--- Start DATASET ---
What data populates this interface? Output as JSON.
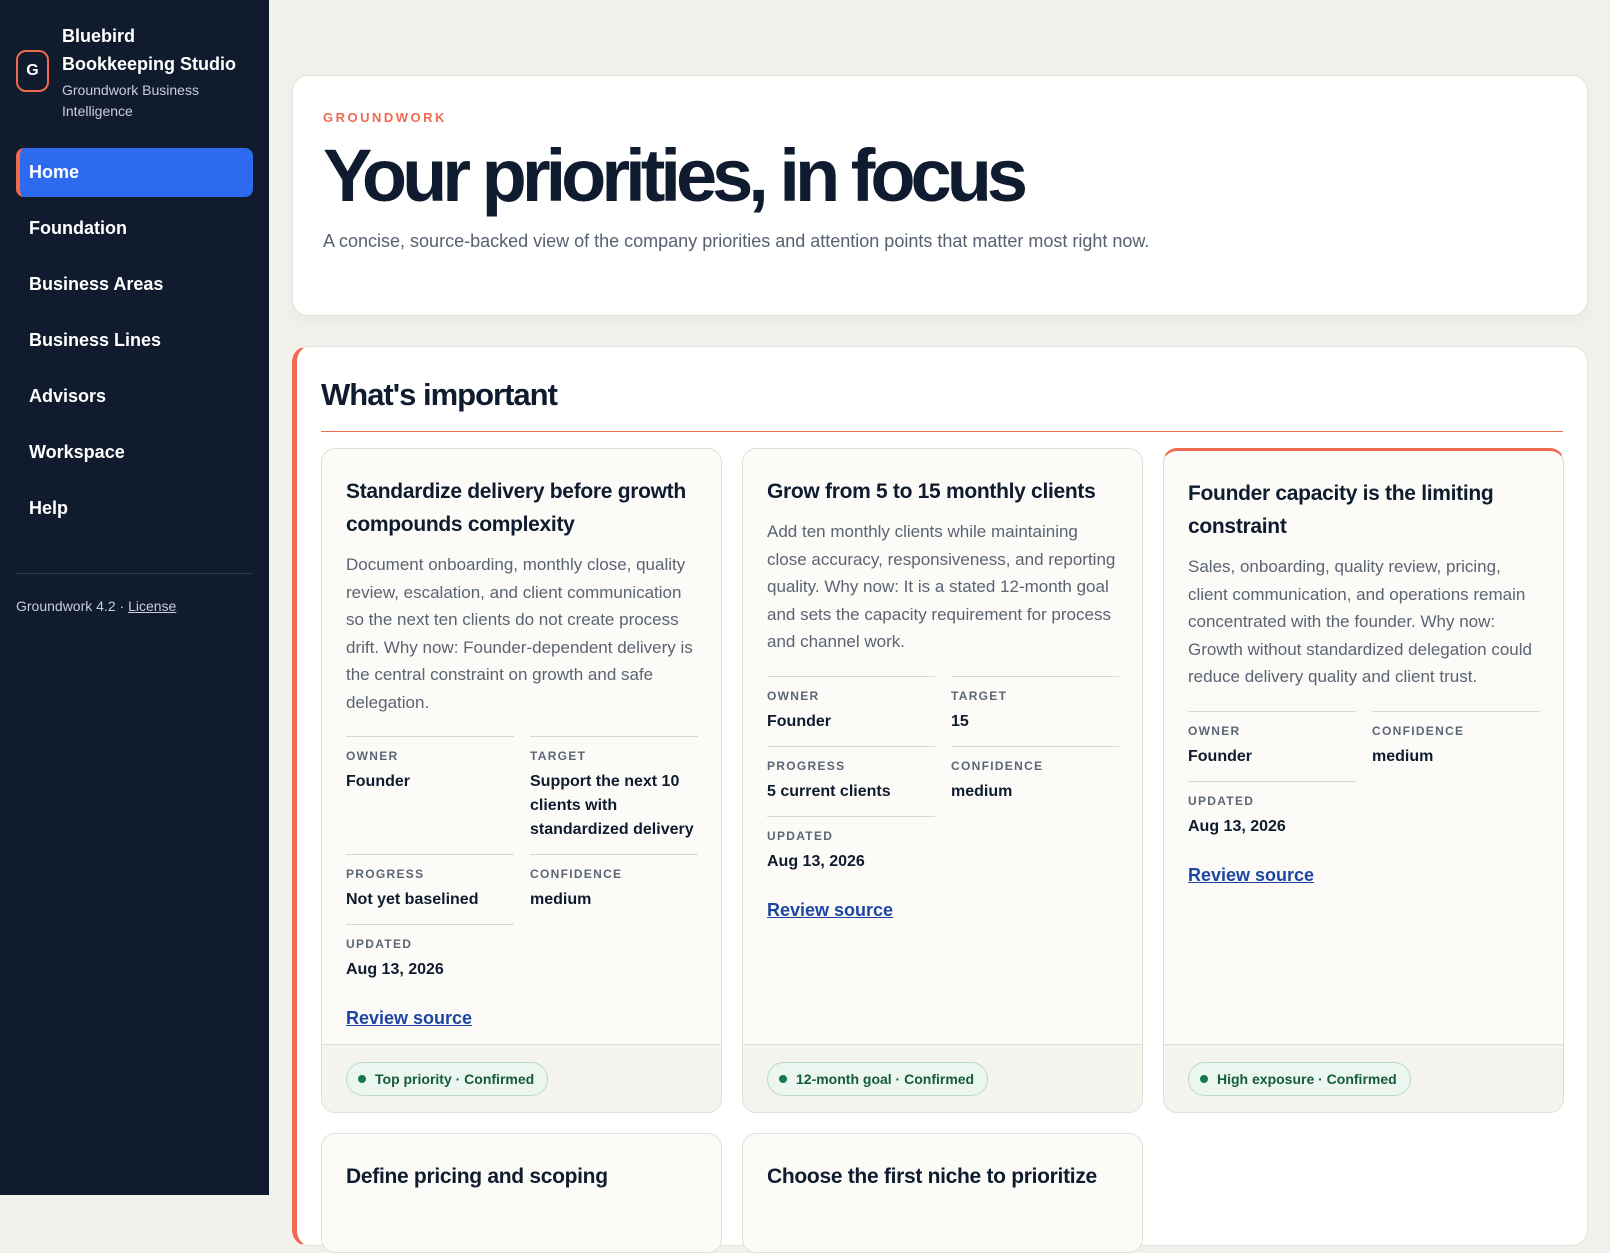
{
  "brand": {
    "mark": "G",
    "name": "Bluebird Bookkeeping Studio",
    "subtitle": "Groundwork Business Intelligence"
  },
  "nav": {
    "items": [
      {
        "label": "Home",
        "active": true
      },
      {
        "label": "Foundation"
      },
      {
        "label": "Business Areas"
      },
      {
        "label": "Business Lines"
      },
      {
        "label": "Advisors"
      },
      {
        "label": "Workspace"
      },
      {
        "label": "Help"
      }
    ]
  },
  "footer": {
    "version": "Groundwork 4.2 · ",
    "license": "License"
  },
  "hero": {
    "eyebrow": "GROUNDWORK",
    "title": "Your priorities, in focus",
    "subtitle": "A concise, source-backed view of the company priorities and attention points that matter most right now."
  },
  "important": {
    "title": "What's important",
    "cards": [
      {
        "title": "Standardize delivery before growth compounds complexity",
        "description": "Document onboarding, monthly close, quality review, escalation, and client communication so the next ten clients do not create process drift. Why now: Founder-dependent delivery is the central constraint on growth and safe delegation.",
        "owner_label": "OWNER",
        "owner": "Founder",
        "target_label": "TARGET",
        "target": "Support the next 10 clients with standardized delivery",
        "progress_label": "PROGRESS",
        "progress": "Not yet baselined",
        "confidence_label": "CONFIDENCE",
        "confidence": "medium",
        "updated_label": "UPDATED",
        "updated": "Aug 13, 2026",
        "link": "Review source",
        "badge": "Top priority · Confirmed"
      },
      {
        "title": "Grow from 5 to 15 monthly clients",
        "description": "Add ten monthly clients while maintaining close accuracy, responsiveness, and reporting quality. Why now: It is a stated 12-month goal and sets the capacity requirement for process and channel work.",
        "owner_label": "OWNER",
        "owner": "Founder",
        "target_label": "TARGET",
        "target": "15",
        "progress_label": "PROGRESS",
        "progress": "5 current clients",
        "confidence_label": "CONFIDENCE",
        "confidence": "medium",
        "updated_label": "UPDATED",
        "updated": "Aug 13, 2026",
        "link": "Review source",
        "badge": "12-month goal · Confirmed"
      },
      {
        "title": "Founder capacity is the limiting constraint",
        "description": "Sales, onboarding, quality review, pricing, client communication, and operations remain concentrated with the founder. Why now: Growth without standardized delegation could reduce delivery quality and client trust.",
        "owner_label": "OWNER",
        "owner": "Founder",
        "confidence_label": "CONFIDENCE",
        "confidence": "medium",
        "updated_label": "UPDATED",
        "updated": "Aug 13, 2026",
        "link": "Review source",
        "badge": "High exposure · Confirmed"
      },
      {
        "title": "Define pricing and scoping"
      },
      {
        "title": "Choose the first niche to prioritize"
      }
    ]
  }
}
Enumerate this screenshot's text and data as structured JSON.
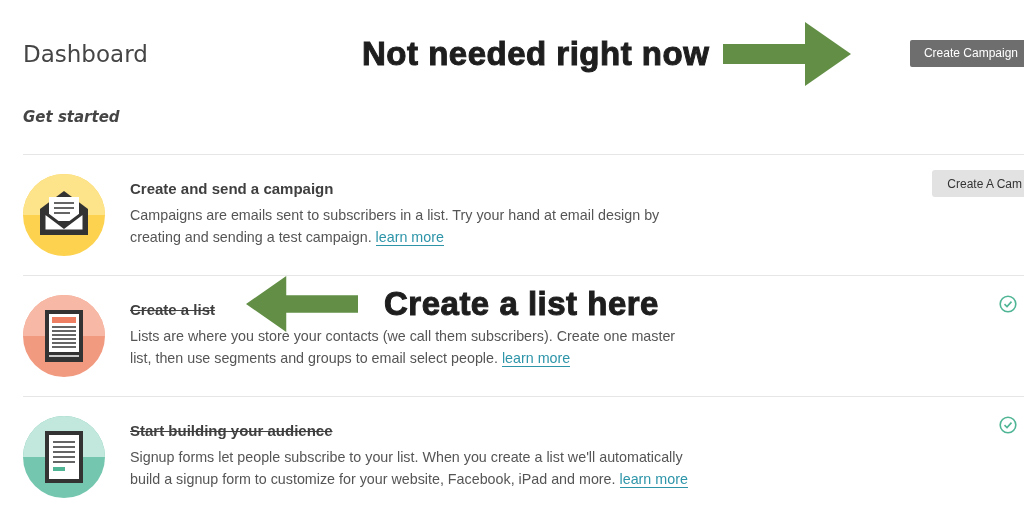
{
  "page": {
    "title": "Dashboard",
    "header_button": "Create Campaign"
  },
  "section": {
    "title": "Get started"
  },
  "steps": [
    {
      "kind": "campaign",
      "title": "Create and send a campaign",
      "description": "Campaigns are emails sent to subscribers in a list. Try your hand at email design by creating and sending a test campaign.",
      "link": "learn more",
      "completed": false,
      "action": "Create A Cam"
    },
    {
      "kind": "list",
      "title": "Create a list",
      "description": "Lists are where you store your contacts (we call them subscribers). Create one master list, then use segments and groups to email select people.",
      "link": "learn more",
      "completed": true
    },
    {
      "kind": "form",
      "title": "Start building your audience",
      "description": "Signup forms let people subscribe to your list. When you create a list we'll automatically build a signup form to customize for your website, Facebook, iPad and more.",
      "link": "learn more",
      "completed": true
    }
  ],
  "annotations": [
    {
      "text": "Not needed right now",
      "kind": "arrow-right"
    },
    {
      "text": "Create a list here",
      "kind": "arrow-left"
    }
  ]
}
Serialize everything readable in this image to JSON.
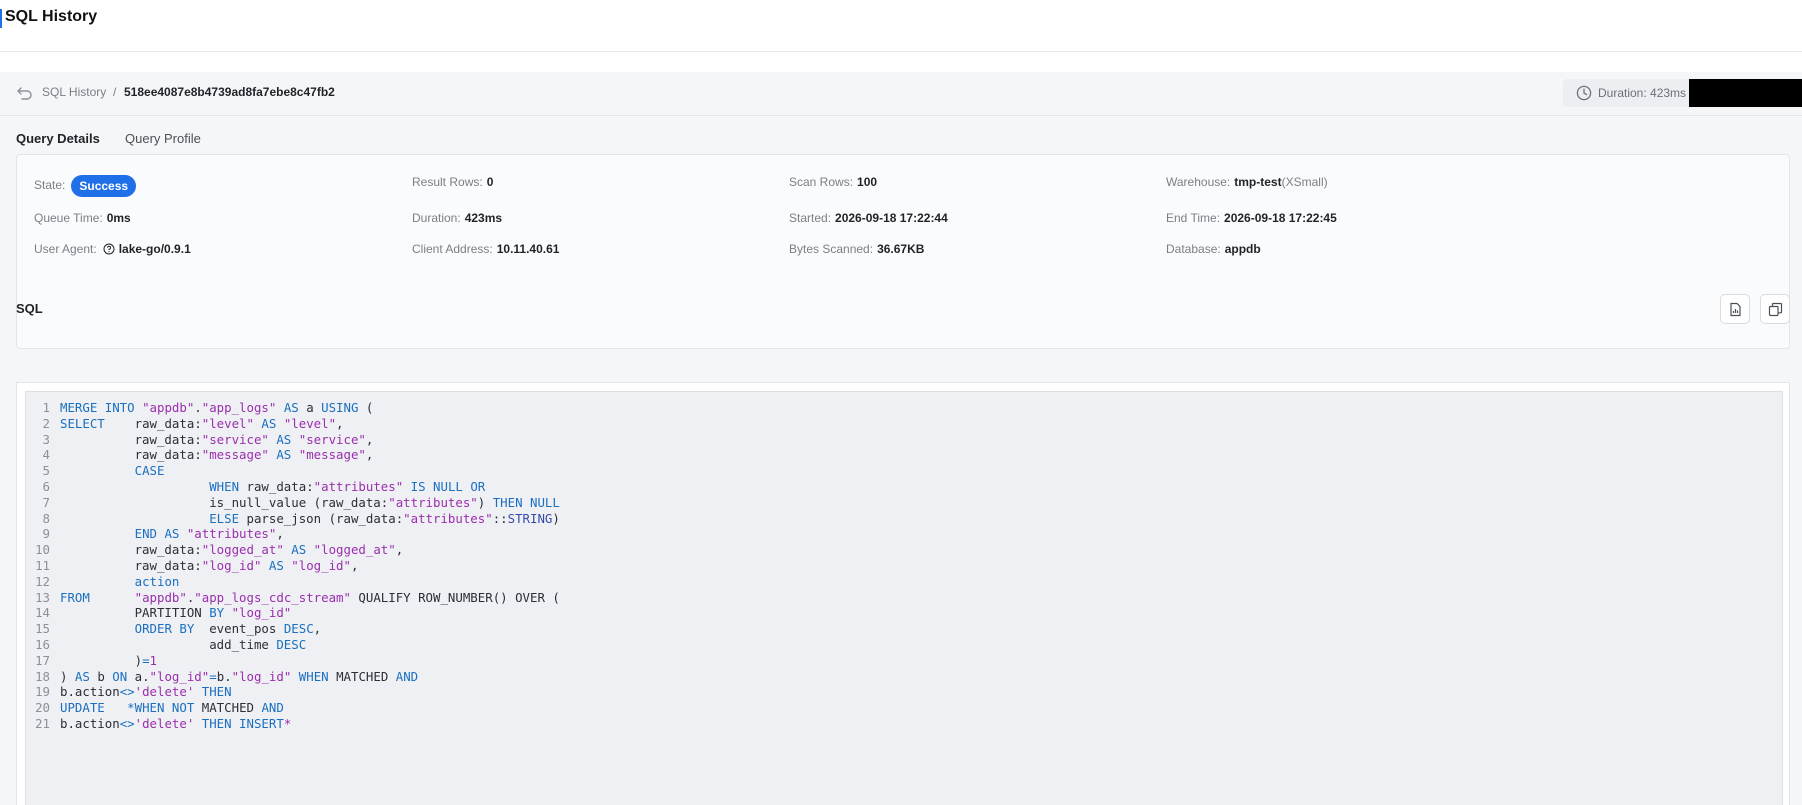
--- End DATASET ---
Pull out each line of the listing that holds the string "delivery".

        "title": "Standardize delivery before growth compounds complexity",
        "description": "Document onboarding, monthly close, quality review, escalation, and client communication so the next ten clients do not create process drift. Why now: Founder-dependent delivery is the central constraint on growth and safe delegation.",
        "target": "Support the next 10 clients with standardized delivery",
        "description": "Sales, onboarding, quality review, pricing, client communication, and operations remain concentrated with the founder. Why now: Growth without standardized delegation could reduce delivery quality and client trust.",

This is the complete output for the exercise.